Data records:
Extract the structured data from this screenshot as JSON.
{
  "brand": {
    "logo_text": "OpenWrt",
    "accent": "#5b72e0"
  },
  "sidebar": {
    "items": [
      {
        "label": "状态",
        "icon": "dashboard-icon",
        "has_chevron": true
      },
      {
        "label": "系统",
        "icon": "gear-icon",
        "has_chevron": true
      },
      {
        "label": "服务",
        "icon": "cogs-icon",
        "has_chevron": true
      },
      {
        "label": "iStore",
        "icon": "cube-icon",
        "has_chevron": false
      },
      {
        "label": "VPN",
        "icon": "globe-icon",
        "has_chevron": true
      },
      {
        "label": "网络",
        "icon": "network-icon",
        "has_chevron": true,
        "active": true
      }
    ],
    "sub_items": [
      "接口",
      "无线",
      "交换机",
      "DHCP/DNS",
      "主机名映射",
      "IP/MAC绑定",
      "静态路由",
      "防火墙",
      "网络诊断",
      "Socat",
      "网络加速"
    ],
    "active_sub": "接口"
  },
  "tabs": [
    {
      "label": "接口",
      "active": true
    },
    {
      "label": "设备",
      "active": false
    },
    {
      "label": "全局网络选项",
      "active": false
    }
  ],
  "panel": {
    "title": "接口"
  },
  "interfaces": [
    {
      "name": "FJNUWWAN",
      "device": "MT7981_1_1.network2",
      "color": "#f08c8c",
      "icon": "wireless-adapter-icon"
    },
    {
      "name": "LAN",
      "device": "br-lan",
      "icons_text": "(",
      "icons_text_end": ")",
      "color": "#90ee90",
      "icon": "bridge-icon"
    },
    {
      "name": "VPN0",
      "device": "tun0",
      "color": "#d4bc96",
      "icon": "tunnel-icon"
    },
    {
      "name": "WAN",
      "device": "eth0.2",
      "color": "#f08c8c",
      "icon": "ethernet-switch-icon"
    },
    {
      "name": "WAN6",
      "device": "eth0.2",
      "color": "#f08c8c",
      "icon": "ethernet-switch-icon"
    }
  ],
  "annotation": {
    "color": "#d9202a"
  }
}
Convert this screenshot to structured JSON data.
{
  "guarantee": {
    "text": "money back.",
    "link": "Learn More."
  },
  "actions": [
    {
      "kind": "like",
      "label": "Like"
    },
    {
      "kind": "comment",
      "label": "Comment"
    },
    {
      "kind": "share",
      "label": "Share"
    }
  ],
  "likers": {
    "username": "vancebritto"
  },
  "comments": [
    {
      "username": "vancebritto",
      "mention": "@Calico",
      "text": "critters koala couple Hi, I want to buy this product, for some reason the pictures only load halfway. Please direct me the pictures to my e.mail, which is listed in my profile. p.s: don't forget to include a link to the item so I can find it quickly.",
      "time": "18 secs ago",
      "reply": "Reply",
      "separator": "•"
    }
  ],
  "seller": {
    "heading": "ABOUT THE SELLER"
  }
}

What the task requires: Using the listing, collect all lines in which the string "this" is found.

Exercise result:
Extract the structured data from this screenshot as JSON.
Convert this screenshot to structured JSON data.
      "text": "critters koala couple Hi, I want to buy this product, for some reason the pictures only load halfway. Please direct me the pictures to my e.mail, which is listed in my profile. p.s: don't forget to include a link to the item so I can find it quickly.",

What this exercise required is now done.